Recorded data
##############################

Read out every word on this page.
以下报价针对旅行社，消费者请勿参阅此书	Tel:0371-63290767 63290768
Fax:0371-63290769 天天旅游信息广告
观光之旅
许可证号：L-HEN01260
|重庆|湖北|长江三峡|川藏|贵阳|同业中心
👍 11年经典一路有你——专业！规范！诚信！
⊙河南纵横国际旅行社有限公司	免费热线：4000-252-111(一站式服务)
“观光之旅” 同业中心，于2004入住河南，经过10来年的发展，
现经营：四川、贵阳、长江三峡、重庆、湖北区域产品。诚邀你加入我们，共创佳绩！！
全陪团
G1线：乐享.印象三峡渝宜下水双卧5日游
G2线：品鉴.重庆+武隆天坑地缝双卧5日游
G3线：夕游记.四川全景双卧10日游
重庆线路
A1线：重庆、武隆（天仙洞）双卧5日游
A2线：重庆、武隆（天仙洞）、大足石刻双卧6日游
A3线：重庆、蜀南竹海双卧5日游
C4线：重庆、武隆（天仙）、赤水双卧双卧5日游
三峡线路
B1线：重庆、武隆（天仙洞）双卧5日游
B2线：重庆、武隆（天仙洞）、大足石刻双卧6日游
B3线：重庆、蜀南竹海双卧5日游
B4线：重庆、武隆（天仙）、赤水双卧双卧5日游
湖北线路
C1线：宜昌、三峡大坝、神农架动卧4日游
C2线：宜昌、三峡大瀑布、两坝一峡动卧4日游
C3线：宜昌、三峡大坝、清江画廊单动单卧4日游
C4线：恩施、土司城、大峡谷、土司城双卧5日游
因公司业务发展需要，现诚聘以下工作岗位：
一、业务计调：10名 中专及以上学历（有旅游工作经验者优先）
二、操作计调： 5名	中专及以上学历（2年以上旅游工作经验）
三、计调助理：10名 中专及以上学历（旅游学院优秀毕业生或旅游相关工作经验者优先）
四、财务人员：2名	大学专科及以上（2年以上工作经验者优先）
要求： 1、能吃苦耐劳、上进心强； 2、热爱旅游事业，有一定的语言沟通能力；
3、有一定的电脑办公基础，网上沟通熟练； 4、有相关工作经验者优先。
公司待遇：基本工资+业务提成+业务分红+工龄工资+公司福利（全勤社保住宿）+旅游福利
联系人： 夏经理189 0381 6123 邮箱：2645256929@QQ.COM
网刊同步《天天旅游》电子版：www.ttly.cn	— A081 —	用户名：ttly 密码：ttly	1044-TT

##############################

**Given exercise**
Every entry needs to be retyped exactly.

**Written solution**
Read out every word on this page.
以下报价针对旅行社，消费者请勿参阅此书	Tel:0371-63290767 63290768
Fax:0371-63290769 天天旅游信息广告
观光之旅
许可证号：L-HEN01260
|重庆|湖北|长江三峡|川藏|贵阳|同业中心
👍 11年经典一路有你——专业！规范！诚信！
⊙河南纵横国际旅行社有限公司	免费热线：4000-252-111(一站式服务)
“观光之旅” 同业中心，于2004入住河南，经过10来年的发展，
现经营：四川、贵阳、长江三峡、重庆、湖北区域产品。诚邀你加入我们，共创佳绩！！
全陪团
G1线：乐享.印象三峡渝宜下水双卧5日游
G2线：品鉴.重庆+武隆天坑地缝双卧5日游
G3线：夕游记.四川全景双卧10日游
重庆线路
A1线：重庆、武隆（天仙洞）双卧5日游
A2线：重庆、武隆（天仙洞）、大足石刻双卧6日游
A3线：重庆、蜀南竹海双卧5日游
C4线：重庆、武隆（天仙）、赤水双卧双卧5日游
三峡线路
B1线：重庆、武隆（天仙洞）双卧5日游
B2线：重庆、武隆（天仙洞）、大足石刻双卧6日游
B3线：重庆、蜀南竹海双卧5日游
B4线：重庆、武隆（天仙）、赤水双卧双卧5日游
湖北线路
C1线：宜昌、三峡大坝、神农架动卧4日游
C2线：宜昌、三峡大瀑布、两坝一峡动卧4日游
C3线：宜昌、三峡大坝、清江画廊单动单卧4日游
C4线：恩施、土司城、大峡谷、土司城双卧5日游
因公司业务发展需要，现诚聘以下工作岗位：
一、业务计调：10名 中专及以上学历（有旅游工作经验者优先）
二、操作计调： 5名	中专及以上学历（2年以上旅游工作经验）
三、计调助理：10名 中专及以上学历（旅游学院优秀毕业生或旅游相关工作经验者优先）
四、财务人员：2名	大学专科及以上（2年以上工作经验者优先）
要求： 1、能吃苦耐劳、上进心强； 2、热爱旅游事业，有一定的语言沟通能力；
3、有一定的电脑办公基础，网上沟通熟练； 4、有相关工作经验者优先。
公司待遇：基本工资+业务提成+业务分红+工龄工资+公司福利（全勤社保住宿）+旅游福利
联系人： 夏经理189 0381 6123 邮箱：2645256929@QQ.COM
网刊同步《天天旅游》电子版：www.ttly.cn	— A081 —	用户名：ttly 密码：ttly	1044-TT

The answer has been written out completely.